» Exercise
Count the lines in the listing below that contain the string "binding", and give only the number.

» Given data
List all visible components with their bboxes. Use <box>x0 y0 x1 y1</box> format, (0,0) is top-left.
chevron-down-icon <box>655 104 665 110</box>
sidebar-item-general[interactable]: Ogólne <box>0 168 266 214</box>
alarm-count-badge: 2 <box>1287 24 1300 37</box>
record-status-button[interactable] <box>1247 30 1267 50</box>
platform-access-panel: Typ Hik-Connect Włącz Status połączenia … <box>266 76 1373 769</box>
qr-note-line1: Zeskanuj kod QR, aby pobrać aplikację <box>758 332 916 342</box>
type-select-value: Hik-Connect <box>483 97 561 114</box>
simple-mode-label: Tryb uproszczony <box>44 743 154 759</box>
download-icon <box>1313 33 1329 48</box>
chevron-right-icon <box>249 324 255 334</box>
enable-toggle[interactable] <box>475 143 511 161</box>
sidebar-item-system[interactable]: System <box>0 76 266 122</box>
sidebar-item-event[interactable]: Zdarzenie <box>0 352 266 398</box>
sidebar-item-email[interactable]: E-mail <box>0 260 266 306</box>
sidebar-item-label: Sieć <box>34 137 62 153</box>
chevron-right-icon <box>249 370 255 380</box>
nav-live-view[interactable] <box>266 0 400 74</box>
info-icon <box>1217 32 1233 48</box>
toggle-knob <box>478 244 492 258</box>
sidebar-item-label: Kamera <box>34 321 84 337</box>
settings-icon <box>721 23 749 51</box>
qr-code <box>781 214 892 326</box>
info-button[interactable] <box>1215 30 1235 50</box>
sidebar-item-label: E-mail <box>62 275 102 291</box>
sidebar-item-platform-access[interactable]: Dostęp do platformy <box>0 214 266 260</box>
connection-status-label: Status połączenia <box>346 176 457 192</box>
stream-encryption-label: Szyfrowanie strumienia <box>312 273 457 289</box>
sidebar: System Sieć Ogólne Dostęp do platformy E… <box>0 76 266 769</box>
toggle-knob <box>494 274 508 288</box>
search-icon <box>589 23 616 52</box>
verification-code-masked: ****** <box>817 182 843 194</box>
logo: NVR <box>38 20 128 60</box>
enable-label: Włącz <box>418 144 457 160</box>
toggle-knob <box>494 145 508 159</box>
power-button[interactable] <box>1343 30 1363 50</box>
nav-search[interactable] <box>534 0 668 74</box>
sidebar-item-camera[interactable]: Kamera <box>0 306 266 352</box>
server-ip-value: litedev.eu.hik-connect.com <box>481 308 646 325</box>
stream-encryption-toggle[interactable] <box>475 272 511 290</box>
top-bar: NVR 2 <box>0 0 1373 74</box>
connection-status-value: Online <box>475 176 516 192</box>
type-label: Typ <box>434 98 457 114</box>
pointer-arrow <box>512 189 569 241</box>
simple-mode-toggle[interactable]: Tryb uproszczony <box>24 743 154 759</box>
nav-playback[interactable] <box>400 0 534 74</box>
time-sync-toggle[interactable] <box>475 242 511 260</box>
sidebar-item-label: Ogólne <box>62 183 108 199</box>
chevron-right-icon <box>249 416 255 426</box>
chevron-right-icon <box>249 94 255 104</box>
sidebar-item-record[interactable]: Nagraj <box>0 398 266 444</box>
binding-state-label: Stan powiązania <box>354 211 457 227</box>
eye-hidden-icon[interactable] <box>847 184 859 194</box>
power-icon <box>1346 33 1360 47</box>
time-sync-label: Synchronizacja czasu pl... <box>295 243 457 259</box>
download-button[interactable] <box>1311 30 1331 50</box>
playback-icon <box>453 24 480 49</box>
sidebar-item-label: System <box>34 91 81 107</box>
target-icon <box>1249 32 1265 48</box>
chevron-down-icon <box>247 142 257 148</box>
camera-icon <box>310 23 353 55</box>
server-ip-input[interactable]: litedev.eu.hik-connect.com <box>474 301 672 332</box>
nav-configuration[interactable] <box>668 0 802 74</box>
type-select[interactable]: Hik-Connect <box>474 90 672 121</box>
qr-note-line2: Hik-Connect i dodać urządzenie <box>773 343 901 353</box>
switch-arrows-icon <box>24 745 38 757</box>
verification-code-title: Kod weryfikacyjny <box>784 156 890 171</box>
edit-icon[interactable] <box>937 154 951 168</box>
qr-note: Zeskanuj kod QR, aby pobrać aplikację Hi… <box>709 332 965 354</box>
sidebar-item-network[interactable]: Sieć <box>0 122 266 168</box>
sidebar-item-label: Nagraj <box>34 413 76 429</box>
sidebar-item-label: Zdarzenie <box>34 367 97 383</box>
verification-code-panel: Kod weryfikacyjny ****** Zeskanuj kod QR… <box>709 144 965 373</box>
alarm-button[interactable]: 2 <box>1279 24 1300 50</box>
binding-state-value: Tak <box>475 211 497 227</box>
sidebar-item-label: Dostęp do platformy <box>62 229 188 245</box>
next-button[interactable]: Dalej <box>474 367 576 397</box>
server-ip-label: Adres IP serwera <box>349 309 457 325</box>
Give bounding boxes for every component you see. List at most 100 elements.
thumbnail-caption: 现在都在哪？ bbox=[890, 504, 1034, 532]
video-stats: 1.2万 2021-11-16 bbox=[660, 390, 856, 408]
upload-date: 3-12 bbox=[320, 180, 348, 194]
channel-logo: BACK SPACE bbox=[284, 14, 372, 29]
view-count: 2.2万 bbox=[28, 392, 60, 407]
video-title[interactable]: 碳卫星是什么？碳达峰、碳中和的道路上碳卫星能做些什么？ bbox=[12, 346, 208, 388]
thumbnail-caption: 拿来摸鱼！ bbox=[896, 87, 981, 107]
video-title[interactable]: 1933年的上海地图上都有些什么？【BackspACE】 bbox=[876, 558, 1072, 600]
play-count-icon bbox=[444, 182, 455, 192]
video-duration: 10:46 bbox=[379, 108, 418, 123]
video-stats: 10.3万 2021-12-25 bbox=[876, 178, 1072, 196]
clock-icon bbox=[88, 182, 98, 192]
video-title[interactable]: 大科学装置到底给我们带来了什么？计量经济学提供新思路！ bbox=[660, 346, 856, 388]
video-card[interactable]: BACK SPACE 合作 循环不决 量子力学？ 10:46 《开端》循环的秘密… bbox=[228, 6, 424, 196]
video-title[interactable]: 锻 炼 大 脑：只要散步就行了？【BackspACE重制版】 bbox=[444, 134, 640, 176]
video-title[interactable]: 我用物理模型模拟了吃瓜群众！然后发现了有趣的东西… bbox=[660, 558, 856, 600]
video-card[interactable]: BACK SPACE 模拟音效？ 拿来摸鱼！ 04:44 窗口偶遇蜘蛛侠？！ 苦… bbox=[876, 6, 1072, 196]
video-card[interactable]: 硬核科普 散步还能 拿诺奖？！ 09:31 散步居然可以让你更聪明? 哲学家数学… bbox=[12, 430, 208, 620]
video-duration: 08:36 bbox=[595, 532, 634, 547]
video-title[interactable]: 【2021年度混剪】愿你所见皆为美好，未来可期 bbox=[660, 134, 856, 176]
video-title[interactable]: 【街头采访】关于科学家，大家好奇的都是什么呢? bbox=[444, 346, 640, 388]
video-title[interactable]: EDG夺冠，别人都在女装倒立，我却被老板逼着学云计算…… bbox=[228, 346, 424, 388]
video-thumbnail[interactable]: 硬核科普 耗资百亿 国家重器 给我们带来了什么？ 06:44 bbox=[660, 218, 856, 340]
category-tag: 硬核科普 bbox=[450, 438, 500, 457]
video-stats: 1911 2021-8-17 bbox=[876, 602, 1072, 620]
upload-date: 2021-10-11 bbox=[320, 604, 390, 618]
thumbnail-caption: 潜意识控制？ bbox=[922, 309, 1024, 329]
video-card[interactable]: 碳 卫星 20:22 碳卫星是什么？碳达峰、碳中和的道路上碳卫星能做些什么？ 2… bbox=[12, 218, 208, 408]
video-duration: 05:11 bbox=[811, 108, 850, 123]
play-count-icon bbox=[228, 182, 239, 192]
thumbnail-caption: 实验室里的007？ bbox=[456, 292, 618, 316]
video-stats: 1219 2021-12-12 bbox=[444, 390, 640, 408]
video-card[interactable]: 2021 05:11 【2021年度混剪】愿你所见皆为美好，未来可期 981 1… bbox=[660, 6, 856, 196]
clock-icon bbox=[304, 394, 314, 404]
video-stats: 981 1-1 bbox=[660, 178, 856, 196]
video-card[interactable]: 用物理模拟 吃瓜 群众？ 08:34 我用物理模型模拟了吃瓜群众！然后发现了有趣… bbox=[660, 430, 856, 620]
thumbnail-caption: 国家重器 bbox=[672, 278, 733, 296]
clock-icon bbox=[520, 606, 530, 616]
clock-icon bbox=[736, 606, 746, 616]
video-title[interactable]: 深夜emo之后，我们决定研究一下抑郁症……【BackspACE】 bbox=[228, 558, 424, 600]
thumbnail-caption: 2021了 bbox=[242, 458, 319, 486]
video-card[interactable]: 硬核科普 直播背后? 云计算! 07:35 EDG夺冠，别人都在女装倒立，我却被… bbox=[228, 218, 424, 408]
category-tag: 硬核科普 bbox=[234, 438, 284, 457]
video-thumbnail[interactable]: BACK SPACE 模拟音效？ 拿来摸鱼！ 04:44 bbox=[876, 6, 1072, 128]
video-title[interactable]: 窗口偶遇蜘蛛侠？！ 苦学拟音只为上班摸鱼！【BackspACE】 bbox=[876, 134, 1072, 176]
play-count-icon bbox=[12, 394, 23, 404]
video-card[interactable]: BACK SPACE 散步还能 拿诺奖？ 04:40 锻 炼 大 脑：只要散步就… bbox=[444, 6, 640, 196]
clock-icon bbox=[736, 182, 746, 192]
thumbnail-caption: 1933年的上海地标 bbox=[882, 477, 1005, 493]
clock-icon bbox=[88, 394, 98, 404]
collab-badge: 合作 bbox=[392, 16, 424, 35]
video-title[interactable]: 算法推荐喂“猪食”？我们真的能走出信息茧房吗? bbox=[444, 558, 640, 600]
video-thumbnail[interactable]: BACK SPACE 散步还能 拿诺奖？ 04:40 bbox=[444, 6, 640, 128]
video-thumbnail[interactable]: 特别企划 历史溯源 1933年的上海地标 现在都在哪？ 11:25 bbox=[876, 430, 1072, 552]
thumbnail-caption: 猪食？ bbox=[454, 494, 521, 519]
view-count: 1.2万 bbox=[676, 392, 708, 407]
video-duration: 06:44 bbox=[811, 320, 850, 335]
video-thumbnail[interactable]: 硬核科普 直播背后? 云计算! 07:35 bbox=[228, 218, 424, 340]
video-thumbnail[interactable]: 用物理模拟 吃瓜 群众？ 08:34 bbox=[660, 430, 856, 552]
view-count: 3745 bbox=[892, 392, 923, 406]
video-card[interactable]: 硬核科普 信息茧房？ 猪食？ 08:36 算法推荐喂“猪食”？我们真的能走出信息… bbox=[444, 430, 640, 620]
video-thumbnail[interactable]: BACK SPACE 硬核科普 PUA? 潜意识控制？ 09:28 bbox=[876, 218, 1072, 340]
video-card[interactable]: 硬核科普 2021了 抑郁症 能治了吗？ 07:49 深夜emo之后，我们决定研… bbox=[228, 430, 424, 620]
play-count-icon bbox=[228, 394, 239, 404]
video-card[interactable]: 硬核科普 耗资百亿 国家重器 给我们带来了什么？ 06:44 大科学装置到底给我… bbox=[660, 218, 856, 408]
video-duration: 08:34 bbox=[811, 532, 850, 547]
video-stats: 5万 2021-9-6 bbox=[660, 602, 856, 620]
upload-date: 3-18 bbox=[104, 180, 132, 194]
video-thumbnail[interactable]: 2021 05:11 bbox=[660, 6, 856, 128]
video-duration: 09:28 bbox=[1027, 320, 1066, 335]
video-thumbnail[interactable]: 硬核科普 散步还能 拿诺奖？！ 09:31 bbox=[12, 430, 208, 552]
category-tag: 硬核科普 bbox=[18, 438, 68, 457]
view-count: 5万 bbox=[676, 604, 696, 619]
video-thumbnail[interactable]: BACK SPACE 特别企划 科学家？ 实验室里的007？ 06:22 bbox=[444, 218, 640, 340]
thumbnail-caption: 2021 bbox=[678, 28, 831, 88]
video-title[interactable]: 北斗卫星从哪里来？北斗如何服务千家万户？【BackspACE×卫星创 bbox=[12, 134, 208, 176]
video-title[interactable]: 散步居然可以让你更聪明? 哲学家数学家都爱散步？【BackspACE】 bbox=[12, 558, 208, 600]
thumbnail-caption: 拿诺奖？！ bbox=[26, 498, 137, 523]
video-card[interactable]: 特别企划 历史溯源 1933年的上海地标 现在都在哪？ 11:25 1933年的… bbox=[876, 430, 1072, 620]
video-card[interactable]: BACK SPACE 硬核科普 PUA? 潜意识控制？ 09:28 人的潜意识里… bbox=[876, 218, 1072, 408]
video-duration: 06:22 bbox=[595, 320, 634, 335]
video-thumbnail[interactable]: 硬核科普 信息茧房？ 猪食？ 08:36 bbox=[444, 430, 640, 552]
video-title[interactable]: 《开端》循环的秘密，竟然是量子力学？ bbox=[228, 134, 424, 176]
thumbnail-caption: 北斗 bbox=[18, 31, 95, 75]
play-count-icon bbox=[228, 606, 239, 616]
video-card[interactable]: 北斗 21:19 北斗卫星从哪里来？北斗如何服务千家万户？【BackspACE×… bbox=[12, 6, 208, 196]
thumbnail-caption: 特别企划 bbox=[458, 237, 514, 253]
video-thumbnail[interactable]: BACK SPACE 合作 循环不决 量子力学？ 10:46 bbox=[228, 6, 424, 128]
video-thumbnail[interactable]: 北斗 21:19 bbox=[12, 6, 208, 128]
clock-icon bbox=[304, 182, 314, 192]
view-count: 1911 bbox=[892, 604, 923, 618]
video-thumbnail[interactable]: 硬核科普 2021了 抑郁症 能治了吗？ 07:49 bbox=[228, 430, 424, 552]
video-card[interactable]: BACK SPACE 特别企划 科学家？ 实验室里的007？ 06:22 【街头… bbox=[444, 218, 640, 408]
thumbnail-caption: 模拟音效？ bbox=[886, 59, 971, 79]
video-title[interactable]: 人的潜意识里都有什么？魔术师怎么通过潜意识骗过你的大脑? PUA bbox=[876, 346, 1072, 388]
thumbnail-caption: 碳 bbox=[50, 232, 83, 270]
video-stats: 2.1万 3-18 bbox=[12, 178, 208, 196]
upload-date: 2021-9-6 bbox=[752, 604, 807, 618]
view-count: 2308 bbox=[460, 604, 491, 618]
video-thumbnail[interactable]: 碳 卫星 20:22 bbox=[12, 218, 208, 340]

» Exercise output
2